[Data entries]
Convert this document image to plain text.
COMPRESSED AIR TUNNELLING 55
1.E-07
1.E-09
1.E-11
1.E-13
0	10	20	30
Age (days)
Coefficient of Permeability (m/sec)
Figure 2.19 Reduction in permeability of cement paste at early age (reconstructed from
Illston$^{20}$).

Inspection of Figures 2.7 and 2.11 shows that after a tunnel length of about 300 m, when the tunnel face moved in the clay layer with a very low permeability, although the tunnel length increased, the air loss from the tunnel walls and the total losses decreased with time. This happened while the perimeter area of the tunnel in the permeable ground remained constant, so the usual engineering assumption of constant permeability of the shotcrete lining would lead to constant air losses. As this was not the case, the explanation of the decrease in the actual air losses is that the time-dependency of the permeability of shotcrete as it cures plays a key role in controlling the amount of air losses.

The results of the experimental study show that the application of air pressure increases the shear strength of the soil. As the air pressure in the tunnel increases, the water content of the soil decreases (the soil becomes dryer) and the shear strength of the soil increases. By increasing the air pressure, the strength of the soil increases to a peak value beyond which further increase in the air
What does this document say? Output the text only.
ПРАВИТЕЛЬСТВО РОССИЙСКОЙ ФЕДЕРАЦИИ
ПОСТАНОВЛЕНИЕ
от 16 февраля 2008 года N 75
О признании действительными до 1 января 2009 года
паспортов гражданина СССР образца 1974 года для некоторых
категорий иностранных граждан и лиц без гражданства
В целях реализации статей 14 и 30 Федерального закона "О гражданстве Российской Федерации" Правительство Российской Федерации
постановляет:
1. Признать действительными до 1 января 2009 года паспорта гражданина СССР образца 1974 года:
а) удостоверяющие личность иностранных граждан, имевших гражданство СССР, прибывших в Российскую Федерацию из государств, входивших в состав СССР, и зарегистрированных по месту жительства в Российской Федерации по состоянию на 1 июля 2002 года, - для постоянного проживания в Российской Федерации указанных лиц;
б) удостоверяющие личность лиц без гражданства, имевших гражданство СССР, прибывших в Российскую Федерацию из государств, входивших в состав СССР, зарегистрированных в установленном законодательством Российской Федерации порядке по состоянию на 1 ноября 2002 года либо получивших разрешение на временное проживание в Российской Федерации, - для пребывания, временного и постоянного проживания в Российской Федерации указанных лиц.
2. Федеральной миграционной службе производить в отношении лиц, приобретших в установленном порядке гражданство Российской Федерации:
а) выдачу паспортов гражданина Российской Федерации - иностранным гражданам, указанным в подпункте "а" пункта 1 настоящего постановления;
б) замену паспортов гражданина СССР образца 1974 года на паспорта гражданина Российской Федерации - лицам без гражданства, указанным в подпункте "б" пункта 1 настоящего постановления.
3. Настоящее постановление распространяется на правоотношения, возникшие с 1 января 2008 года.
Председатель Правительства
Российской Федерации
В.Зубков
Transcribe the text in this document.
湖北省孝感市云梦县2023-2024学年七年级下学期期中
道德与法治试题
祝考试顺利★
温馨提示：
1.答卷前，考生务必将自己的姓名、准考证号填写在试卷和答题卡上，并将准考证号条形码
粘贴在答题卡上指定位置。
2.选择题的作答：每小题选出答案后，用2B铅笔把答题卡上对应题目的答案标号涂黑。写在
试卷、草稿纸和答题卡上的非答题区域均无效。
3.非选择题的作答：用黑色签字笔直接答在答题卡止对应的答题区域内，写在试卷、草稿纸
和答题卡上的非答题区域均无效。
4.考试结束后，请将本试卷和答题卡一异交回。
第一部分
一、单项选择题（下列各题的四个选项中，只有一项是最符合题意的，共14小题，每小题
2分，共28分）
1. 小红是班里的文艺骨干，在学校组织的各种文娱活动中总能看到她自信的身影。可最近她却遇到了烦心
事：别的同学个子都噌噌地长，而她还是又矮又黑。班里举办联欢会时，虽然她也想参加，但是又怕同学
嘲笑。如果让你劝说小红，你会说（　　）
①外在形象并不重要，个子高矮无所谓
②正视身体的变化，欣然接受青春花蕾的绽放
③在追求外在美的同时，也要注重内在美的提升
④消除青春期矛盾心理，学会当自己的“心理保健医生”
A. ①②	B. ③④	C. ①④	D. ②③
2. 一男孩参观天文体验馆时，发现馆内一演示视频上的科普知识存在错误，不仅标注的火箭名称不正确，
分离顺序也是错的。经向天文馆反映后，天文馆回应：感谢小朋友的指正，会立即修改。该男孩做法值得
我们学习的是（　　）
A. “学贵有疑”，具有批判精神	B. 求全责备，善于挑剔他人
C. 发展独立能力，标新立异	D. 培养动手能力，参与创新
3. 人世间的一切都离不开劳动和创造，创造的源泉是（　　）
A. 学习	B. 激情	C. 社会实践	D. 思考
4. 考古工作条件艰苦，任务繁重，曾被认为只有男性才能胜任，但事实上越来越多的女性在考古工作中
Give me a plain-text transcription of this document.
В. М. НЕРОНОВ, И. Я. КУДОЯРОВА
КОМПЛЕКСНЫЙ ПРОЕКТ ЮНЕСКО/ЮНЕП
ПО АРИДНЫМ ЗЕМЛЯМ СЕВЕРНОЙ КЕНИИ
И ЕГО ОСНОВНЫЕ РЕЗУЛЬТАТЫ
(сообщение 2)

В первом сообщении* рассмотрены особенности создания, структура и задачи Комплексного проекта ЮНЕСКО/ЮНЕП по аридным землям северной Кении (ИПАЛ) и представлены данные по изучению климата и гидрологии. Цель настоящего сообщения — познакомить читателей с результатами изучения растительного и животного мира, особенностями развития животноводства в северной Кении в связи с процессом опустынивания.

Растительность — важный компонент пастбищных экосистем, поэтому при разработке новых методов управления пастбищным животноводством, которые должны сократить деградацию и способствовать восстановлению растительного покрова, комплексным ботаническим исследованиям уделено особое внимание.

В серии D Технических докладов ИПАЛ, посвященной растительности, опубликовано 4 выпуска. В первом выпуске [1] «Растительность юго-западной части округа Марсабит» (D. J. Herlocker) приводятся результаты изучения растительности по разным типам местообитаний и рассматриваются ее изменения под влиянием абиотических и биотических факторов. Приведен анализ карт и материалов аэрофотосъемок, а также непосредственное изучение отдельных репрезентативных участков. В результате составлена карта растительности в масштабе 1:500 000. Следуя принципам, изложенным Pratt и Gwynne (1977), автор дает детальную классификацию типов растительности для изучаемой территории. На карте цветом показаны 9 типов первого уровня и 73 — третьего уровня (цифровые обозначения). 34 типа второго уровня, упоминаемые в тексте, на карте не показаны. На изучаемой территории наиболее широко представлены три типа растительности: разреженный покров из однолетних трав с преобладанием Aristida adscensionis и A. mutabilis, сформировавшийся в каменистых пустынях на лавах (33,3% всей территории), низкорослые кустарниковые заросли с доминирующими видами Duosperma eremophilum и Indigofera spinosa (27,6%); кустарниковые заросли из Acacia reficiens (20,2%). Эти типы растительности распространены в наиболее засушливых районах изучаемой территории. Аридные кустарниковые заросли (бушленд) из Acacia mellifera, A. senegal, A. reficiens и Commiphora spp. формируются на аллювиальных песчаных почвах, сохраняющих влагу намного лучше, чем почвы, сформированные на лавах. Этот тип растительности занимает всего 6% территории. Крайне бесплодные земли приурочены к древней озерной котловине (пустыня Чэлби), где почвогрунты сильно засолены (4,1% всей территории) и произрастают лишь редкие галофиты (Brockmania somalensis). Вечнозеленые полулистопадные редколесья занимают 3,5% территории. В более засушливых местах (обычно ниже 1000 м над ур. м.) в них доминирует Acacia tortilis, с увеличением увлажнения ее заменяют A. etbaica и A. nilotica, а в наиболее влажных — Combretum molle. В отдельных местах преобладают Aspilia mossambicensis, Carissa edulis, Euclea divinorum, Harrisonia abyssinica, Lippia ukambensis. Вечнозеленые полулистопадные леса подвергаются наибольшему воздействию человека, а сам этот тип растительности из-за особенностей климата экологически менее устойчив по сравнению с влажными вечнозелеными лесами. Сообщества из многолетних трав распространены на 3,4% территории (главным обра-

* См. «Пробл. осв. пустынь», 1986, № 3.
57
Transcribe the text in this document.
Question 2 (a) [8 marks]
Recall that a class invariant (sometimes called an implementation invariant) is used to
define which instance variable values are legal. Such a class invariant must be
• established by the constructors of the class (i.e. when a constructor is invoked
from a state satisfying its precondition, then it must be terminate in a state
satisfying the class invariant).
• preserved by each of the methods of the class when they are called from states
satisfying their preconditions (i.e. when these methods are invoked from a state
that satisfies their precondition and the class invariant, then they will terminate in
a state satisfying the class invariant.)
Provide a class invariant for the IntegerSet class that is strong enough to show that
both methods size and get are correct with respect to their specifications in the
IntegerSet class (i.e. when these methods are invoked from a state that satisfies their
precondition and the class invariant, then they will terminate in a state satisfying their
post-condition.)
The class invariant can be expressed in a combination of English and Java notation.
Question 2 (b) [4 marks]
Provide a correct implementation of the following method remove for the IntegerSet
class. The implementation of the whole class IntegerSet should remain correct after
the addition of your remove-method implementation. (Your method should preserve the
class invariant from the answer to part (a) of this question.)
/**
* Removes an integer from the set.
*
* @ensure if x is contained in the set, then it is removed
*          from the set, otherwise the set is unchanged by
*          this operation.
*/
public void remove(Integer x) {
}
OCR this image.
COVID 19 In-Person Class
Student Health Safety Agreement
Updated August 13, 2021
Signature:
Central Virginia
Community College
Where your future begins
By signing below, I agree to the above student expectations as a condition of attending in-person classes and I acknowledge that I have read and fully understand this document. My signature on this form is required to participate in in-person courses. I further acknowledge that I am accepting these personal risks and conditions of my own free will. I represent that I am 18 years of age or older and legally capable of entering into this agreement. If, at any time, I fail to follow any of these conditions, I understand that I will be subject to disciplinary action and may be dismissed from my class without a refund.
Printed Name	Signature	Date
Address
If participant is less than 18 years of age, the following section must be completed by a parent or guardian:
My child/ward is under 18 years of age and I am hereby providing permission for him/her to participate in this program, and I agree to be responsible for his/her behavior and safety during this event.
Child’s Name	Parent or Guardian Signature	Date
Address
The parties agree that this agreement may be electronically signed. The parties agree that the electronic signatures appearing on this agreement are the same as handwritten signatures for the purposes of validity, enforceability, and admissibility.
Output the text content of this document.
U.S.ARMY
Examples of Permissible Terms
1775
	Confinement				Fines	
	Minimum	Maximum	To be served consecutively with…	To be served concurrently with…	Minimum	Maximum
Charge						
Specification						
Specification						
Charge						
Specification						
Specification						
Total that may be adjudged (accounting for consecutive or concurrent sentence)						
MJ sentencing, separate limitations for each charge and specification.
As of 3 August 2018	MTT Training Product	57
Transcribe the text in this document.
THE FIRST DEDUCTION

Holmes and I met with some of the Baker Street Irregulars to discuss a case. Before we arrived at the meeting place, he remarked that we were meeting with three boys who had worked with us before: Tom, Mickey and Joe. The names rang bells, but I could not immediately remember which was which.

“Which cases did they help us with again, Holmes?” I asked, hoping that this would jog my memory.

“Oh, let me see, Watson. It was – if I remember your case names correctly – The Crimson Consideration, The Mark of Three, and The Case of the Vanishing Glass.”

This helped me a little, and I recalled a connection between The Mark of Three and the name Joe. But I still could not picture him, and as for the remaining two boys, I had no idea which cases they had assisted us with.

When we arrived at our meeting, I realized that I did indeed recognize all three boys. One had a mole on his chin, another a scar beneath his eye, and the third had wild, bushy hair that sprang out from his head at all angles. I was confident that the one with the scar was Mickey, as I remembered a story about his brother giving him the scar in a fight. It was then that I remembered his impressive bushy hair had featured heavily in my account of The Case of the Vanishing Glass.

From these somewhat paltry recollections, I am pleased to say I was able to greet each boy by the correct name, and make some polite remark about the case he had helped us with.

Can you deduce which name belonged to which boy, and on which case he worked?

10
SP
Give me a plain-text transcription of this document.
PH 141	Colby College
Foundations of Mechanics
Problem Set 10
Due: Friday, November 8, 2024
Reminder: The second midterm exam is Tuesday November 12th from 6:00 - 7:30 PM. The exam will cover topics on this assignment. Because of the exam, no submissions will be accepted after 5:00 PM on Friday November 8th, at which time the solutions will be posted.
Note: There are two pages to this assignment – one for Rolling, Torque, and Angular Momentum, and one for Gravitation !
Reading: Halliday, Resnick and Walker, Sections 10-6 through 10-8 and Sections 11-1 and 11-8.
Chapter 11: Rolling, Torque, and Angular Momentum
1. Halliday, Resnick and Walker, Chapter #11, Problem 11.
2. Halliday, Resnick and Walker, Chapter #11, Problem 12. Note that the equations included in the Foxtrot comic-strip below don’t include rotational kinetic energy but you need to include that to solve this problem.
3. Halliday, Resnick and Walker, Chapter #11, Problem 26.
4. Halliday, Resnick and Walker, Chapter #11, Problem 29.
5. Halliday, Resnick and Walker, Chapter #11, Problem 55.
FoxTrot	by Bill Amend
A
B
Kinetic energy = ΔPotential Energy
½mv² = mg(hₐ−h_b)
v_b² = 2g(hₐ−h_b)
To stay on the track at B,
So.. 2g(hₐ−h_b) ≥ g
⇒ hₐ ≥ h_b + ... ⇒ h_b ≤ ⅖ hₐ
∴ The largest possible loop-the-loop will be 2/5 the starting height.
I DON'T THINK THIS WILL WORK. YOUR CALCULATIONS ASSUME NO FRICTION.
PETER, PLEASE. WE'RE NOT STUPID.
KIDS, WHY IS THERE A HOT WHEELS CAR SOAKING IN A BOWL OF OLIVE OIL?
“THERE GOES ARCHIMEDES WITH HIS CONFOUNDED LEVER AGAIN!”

Set problem:
How many of the lines above hold the word "подпункте"? Give only that number.

Solution:
2